» Source data:
-- START --

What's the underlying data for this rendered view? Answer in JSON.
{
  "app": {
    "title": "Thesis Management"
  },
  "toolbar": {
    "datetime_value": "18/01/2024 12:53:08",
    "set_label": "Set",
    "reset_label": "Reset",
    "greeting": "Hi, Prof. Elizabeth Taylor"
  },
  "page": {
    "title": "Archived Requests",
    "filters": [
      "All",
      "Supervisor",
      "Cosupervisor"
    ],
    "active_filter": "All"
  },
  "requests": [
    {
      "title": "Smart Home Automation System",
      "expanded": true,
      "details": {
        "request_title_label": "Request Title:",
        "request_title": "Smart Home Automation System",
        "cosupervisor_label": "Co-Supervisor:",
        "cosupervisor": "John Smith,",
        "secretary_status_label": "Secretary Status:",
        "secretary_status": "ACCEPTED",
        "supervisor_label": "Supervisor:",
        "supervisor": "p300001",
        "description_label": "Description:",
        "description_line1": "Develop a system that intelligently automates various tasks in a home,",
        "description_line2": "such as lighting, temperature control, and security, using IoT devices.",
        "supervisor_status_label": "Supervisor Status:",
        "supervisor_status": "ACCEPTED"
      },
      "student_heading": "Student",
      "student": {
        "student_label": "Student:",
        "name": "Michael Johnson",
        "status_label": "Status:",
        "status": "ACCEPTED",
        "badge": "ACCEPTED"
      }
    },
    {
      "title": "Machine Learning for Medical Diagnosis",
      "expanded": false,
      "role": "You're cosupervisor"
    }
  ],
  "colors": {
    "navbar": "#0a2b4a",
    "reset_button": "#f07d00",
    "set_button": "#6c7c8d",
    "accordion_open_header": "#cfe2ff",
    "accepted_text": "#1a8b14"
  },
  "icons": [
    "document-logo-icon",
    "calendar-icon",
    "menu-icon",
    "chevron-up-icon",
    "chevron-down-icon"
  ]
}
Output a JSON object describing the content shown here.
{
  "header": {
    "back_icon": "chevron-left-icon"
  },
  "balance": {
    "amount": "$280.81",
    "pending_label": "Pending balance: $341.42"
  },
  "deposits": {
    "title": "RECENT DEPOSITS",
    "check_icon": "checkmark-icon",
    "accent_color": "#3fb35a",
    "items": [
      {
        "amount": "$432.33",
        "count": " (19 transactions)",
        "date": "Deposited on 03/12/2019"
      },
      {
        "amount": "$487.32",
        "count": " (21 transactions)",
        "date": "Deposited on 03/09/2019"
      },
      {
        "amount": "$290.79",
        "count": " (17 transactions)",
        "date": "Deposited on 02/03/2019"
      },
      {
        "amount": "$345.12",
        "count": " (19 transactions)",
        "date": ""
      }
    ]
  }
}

-- END --

» Objective: Output all of the data above without any alteration.

» The answer:
What's the underlying data for this rendered view? Answer in JSON.
{
  "app": {
    "title": "Thesis Management"
  },
  "toolbar": {
    "datetime_value": "18/01/2024 12:53:08",
    "set_label": "Set",
    "reset_label": "Reset",
    "greeting": "Hi, Prof. Elizabeth Taylor"
  },
  "page": {
    "title": "Archived Requests",
    "filters": [
      "All",
      "Supervisor",
      "Cosupervisor"
    ],
    "active_filter": "All"
  },
  "requests": [
    {
      "title": "Smart Home Automation System",
      "expanded": true,
      "details": {
        "request_title_label": "Request Title:",
        "request_title": "Smart Home Automation System",
        "cosupervisor_label": "Co-Supervisor:",
        "cosupervisor": "John Smith,",
        "secretary_status_label": "Secretary Status:",
        "secretary_status": "ACCEPTED",
        "supervisor_label": "Supervisor:",
        "supervisor": "p300001",
        "description_label": "Description:",
        "description_line1": "Develop a system that intelligently automates various tasks in a home,",
        "description_line2": "such as lighting, temperature control, and security, using IoT devices.",
        "supervisor_status_label": "Supervisor Status:",
        "supervisor_status": "ACCEPTED"
      },
      "student_heading": "Student",
      "student": {
        "student_label": "Student:",
        "name": "Michael Johnson",
        "status_label": "Status:",
        "status": "ACCEPTED",
        "badge": "ACCEPTED"
      }
    },
    {
      "title": "Machine Learning for Medical Diagnosis",
      "expanded": false,
      "role": "You're cosupervisor"
    }
  ],
  "colors": {
    "navbar": "#0a2b4a",
    "reset_button": "#f07d00",
    "set_button": "#6c7c8d",
    "accordion_open_header": "#cfe2ff",
    "accepted_text": "#1a8b14"
  },
  "icons": [
    "document-logo-icon",
    "calendar-icon",
    "menu-icon",
    "chevron-up-icon",
    "chevron-down-icon"
  ]
}
Output a JSON object describing the content shown here.
{
  "header": {
    "back_icon": "chevron-left-icon"
  },
  "balance": {
    "amount": "$280.81",
    "pending_label": "Pending balance: $341.42"
  },
  "deposits": {
    "title": "RECENT DEPOSITS",
    "check_icon": "checkmark-icon",
    "accent_color": "#3fb35a",
    "items": [
      {
        "amount": "$432.33",
        "count": " (19 transactions)",
        "date": "Deposited on 03/12/2019"
      },
      {
        "amount": "$487.32",
        "count": " (21 transactions)",
        "date": "Deposited on 03/09/2019"
      },
      {
        "amount": "$290.79",
        "count": " (17 transactions)",
        "date": "Deposited on 02/03/2019"
      },
      {
        "amount": "$345.12",
        "count": " (19 transactions)",
        "date": ""
      }
    ]
  }
}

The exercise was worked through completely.